Stored data:
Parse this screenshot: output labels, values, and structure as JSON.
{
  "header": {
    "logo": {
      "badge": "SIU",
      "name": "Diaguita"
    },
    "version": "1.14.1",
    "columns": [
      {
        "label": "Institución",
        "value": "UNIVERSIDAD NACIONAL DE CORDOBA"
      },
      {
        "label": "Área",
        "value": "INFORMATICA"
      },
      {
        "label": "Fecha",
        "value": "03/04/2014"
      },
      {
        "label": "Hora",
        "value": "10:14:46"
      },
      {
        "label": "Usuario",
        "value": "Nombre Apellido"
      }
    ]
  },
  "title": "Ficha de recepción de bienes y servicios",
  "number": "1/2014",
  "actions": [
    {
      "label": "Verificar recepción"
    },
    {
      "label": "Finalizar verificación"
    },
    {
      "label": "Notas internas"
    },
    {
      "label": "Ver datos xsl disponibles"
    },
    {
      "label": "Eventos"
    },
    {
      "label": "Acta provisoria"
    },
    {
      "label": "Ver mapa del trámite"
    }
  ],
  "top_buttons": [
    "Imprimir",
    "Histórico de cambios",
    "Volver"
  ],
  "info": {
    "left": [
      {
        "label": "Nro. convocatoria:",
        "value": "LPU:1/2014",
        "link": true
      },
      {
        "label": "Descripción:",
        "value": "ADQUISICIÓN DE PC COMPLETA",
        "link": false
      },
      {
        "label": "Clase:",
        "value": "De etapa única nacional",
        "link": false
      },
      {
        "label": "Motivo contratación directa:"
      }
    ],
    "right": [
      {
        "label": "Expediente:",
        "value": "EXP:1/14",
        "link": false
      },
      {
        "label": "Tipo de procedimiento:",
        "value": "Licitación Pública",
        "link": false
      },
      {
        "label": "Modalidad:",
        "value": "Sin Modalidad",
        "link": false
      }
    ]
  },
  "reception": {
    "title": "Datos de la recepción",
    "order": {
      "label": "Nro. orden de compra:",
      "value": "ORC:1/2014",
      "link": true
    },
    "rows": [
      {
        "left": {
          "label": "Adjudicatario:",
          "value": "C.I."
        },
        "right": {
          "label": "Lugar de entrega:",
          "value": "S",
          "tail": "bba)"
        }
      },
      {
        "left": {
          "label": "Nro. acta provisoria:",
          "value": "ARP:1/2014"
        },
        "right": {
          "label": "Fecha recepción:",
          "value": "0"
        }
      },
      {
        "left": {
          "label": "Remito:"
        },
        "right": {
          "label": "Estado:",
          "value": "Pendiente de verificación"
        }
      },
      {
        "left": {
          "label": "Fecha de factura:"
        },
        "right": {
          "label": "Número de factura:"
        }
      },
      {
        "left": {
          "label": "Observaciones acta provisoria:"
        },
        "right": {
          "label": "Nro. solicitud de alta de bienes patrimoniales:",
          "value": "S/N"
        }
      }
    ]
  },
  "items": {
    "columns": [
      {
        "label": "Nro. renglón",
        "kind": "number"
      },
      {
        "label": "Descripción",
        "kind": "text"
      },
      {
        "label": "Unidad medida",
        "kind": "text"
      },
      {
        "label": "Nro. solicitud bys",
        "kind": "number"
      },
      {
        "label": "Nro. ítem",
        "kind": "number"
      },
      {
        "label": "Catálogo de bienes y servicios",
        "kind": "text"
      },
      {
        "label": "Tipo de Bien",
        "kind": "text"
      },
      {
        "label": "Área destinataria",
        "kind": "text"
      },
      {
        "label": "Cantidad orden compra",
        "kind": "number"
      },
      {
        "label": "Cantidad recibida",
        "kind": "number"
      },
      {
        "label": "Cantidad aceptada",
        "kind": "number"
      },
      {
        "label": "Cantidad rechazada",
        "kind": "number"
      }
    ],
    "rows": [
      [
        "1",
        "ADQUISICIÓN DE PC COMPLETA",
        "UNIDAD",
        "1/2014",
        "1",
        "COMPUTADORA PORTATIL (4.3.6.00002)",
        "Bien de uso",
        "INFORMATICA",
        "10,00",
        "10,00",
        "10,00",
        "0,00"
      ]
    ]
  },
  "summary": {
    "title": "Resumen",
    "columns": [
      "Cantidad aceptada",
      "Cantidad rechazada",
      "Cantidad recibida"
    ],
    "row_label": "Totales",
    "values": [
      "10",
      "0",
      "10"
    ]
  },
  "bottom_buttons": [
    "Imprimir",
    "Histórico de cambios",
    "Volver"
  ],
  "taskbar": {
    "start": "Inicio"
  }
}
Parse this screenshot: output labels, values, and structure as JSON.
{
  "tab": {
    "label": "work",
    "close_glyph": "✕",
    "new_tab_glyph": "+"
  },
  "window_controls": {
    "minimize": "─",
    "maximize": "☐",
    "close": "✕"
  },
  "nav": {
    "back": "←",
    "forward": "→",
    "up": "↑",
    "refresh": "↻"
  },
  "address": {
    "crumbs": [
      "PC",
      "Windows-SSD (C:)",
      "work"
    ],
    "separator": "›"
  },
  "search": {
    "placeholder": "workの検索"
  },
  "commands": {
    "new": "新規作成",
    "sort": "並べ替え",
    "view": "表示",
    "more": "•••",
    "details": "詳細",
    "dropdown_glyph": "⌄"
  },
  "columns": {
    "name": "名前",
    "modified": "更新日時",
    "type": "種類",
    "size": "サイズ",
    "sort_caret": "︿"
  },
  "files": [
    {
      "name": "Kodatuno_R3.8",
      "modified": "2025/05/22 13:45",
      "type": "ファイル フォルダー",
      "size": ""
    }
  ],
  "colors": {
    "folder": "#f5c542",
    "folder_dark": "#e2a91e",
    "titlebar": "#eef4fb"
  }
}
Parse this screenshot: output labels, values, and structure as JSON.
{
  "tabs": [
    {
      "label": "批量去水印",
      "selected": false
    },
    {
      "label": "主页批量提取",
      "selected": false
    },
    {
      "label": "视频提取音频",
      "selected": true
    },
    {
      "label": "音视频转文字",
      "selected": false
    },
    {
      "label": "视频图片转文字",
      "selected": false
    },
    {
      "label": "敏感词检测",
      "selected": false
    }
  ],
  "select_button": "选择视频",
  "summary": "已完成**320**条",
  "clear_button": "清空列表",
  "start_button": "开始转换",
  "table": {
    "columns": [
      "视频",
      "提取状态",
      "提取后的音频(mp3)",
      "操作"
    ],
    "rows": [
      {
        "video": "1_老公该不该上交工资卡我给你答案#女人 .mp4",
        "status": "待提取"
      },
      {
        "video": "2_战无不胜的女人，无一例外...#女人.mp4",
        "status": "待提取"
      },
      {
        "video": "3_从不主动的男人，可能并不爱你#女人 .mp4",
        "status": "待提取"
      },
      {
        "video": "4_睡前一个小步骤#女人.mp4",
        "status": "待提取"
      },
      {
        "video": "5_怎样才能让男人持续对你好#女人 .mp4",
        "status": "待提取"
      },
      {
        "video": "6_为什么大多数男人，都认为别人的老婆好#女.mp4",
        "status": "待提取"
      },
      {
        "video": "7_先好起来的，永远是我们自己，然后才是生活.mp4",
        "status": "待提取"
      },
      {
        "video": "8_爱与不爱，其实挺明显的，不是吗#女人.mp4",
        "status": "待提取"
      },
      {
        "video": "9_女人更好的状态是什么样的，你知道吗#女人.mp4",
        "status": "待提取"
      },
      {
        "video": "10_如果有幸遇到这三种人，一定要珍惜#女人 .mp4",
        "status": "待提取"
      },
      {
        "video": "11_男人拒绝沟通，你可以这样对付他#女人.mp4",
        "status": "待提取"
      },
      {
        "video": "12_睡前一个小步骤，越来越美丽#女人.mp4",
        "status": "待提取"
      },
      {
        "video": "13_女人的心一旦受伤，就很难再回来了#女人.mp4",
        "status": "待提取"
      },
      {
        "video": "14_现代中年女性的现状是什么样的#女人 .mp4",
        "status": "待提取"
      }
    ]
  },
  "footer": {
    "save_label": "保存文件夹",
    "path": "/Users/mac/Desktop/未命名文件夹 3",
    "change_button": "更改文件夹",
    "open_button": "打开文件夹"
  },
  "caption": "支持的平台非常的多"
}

#### [Direction]
Display every line of the listing that contains the string "servicios".

#### [Full response]
  "title": "Ficha de recepción de bienes y servicios",
        "label": "Catálogo de bienes y servicios",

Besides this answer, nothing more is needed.